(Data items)
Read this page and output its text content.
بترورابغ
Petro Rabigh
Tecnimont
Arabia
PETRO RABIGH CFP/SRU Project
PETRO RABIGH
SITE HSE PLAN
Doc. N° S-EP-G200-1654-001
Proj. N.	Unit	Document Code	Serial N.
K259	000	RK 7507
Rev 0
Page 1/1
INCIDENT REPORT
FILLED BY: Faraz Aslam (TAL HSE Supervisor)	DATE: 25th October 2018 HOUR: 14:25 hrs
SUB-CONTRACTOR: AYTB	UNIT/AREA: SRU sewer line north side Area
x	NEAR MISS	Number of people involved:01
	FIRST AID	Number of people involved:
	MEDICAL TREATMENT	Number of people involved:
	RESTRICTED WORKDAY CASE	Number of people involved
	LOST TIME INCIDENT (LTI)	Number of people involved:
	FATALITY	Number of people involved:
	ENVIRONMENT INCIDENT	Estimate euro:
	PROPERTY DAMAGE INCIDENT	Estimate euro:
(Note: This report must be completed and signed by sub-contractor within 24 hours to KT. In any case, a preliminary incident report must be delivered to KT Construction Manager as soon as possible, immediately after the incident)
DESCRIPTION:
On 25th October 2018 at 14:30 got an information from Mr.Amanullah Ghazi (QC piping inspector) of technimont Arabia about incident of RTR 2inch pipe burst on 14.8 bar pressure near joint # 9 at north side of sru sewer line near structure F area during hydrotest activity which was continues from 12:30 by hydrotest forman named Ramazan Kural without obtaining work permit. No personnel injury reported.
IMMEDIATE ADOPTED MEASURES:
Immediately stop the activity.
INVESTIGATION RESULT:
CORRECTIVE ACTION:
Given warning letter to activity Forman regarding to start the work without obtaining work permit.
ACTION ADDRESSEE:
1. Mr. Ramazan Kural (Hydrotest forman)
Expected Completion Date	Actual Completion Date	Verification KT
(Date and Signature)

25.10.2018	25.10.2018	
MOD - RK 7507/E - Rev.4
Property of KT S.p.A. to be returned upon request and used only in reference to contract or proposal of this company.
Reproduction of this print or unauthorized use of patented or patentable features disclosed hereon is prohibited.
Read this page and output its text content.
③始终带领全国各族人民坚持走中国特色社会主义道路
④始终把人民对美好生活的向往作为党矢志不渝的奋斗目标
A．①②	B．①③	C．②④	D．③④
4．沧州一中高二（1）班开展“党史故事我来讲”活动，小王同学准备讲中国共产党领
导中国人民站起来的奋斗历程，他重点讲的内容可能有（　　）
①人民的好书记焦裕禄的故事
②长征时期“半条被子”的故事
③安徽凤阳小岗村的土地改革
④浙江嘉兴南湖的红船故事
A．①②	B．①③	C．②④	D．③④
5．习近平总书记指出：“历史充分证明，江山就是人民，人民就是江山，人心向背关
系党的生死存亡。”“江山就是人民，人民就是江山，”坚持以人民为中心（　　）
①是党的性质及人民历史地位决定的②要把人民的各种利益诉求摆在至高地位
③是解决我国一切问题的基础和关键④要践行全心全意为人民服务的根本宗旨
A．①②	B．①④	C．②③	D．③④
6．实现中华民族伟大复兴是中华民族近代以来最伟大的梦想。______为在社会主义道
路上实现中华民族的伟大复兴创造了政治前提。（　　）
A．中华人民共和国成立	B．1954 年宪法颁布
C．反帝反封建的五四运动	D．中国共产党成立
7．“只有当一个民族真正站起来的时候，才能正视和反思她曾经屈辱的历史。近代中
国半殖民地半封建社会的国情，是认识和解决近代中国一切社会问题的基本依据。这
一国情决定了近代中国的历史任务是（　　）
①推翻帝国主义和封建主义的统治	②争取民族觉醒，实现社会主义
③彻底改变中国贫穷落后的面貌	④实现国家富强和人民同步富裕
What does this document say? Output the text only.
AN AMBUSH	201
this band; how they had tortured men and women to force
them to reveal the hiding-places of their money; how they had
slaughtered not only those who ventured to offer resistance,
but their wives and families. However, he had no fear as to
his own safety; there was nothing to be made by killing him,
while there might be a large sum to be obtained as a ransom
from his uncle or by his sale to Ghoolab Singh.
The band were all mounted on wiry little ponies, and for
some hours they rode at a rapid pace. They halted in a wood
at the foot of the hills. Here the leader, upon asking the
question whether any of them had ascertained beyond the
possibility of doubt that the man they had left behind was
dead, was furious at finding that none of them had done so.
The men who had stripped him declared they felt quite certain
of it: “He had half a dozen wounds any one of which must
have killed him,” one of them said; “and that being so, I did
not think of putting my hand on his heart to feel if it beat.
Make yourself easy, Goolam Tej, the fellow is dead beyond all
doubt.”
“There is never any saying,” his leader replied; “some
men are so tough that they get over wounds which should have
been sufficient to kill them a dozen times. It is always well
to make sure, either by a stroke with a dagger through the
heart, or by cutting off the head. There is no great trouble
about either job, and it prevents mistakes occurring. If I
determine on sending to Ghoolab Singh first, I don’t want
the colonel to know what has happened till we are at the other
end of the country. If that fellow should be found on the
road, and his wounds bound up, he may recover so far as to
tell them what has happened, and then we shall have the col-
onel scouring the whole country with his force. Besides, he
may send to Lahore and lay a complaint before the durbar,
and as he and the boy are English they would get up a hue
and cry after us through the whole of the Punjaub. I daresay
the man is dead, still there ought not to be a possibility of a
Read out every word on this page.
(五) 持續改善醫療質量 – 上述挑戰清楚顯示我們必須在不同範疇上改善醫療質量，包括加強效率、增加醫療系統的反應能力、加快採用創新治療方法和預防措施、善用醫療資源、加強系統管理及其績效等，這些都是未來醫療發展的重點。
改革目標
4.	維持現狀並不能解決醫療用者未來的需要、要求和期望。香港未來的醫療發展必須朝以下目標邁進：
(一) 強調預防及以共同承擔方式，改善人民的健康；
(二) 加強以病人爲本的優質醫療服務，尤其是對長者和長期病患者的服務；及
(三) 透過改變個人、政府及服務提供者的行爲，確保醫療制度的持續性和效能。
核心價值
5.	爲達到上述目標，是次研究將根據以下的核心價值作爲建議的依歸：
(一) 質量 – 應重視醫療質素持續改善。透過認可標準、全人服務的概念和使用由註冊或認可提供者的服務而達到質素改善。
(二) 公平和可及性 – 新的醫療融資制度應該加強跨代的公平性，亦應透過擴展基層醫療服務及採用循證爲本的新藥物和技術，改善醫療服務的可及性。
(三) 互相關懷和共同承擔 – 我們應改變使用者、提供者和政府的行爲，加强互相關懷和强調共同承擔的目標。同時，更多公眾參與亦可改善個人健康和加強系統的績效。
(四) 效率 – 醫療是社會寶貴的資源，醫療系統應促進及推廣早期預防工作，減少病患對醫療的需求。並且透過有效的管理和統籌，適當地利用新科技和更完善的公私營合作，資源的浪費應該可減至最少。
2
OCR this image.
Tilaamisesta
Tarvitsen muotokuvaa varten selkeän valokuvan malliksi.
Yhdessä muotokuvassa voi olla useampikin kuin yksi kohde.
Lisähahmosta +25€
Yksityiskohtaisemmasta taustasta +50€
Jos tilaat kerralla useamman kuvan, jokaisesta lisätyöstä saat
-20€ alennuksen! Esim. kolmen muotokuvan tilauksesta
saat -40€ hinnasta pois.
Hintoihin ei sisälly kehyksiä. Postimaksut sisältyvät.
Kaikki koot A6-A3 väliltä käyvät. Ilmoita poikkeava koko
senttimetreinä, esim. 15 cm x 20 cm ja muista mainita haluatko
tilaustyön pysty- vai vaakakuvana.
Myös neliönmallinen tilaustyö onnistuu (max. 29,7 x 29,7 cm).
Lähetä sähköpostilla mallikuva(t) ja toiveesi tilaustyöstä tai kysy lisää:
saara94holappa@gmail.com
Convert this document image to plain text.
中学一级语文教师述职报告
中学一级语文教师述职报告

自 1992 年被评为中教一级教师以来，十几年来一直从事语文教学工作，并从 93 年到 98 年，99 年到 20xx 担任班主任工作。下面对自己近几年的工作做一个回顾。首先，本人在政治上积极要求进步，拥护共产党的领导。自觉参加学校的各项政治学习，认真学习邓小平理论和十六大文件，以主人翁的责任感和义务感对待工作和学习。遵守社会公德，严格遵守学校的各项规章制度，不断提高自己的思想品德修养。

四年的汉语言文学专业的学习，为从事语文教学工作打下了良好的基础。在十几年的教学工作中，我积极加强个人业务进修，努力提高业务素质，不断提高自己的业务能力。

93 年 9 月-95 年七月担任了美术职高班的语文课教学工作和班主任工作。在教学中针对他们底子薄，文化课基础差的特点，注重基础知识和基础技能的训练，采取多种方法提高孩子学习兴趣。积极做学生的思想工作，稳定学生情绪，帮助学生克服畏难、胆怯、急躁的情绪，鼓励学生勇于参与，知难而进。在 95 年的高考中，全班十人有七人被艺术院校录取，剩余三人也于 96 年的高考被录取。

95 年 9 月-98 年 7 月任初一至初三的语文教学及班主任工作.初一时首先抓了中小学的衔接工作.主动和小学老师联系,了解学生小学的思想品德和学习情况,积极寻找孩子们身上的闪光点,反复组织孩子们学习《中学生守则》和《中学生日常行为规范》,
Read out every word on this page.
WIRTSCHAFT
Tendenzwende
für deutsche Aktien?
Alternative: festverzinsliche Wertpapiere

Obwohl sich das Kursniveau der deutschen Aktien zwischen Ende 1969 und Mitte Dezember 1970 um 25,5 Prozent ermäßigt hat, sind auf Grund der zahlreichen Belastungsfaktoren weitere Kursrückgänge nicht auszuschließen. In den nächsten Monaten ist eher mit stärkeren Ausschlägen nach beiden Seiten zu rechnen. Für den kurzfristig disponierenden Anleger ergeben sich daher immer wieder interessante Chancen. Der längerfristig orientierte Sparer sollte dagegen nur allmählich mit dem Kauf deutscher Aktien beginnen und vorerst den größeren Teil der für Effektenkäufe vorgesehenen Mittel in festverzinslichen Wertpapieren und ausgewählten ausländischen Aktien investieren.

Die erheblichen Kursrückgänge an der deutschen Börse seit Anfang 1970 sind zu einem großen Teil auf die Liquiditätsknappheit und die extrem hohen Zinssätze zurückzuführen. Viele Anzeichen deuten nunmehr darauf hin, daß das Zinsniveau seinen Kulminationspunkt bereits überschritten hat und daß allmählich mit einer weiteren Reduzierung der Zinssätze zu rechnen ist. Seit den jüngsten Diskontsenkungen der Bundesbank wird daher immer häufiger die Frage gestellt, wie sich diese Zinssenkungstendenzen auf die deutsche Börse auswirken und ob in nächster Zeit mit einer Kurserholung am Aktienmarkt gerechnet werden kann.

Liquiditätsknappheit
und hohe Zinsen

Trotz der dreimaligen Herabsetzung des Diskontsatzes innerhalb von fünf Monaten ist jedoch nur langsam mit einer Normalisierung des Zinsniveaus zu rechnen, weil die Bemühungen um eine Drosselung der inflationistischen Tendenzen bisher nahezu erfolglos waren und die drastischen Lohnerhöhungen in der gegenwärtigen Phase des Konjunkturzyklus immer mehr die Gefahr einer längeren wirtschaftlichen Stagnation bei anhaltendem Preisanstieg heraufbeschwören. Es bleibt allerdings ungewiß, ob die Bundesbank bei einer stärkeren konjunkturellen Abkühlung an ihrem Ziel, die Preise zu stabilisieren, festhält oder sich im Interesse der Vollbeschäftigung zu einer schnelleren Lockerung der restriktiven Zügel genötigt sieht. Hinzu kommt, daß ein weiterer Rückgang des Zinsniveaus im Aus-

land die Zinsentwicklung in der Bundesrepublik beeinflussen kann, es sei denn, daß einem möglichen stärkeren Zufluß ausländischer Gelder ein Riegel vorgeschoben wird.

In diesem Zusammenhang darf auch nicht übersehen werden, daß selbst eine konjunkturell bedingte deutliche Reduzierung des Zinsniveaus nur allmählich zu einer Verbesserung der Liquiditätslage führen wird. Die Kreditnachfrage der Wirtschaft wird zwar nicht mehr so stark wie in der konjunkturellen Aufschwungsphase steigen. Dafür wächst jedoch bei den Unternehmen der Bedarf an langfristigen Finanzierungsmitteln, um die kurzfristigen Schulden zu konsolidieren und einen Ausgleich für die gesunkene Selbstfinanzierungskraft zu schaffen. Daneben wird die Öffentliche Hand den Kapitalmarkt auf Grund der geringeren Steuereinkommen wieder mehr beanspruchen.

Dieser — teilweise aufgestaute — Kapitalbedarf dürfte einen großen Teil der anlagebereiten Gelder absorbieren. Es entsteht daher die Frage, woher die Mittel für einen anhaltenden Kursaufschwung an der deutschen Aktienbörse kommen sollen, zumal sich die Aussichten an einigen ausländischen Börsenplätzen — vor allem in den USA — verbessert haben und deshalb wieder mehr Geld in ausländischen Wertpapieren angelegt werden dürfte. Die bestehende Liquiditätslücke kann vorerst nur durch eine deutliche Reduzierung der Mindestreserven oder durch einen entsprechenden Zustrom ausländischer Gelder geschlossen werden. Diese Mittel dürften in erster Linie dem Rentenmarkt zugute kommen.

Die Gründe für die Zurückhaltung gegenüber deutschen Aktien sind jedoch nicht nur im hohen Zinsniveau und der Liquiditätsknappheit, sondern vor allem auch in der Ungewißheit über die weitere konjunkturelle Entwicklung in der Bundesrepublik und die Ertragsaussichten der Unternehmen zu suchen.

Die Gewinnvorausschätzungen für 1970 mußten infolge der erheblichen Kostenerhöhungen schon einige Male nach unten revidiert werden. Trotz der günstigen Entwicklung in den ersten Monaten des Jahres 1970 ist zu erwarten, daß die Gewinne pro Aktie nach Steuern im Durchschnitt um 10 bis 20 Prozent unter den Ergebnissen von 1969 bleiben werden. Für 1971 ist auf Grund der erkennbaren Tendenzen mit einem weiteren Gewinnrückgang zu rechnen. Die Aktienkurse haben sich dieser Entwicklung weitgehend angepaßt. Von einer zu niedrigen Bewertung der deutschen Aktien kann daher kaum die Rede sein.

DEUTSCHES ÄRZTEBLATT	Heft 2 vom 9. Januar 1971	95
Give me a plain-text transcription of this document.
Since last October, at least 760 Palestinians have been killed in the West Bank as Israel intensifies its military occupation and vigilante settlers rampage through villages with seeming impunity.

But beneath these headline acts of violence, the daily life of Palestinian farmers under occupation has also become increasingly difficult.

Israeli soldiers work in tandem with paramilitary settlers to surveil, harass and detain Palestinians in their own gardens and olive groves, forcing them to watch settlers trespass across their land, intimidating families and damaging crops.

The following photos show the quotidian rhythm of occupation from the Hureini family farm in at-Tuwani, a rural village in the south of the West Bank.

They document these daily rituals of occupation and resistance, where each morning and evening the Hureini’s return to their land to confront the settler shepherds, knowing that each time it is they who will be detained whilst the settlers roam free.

Required task ▸
Take every line from the data above that holds "have" and copy it out.

Answer to the problem ▸
have killed him,” one of them said; “and that being so, I did
men are so tough that they get over wounds which should have
tell them what has happened, and then we shall have the col-
Since last October, at least 760 Palestinians have been killed in the West Bank as Israel intensifies its military occupation and vigilante settlers rampage through villages with seeming impunity.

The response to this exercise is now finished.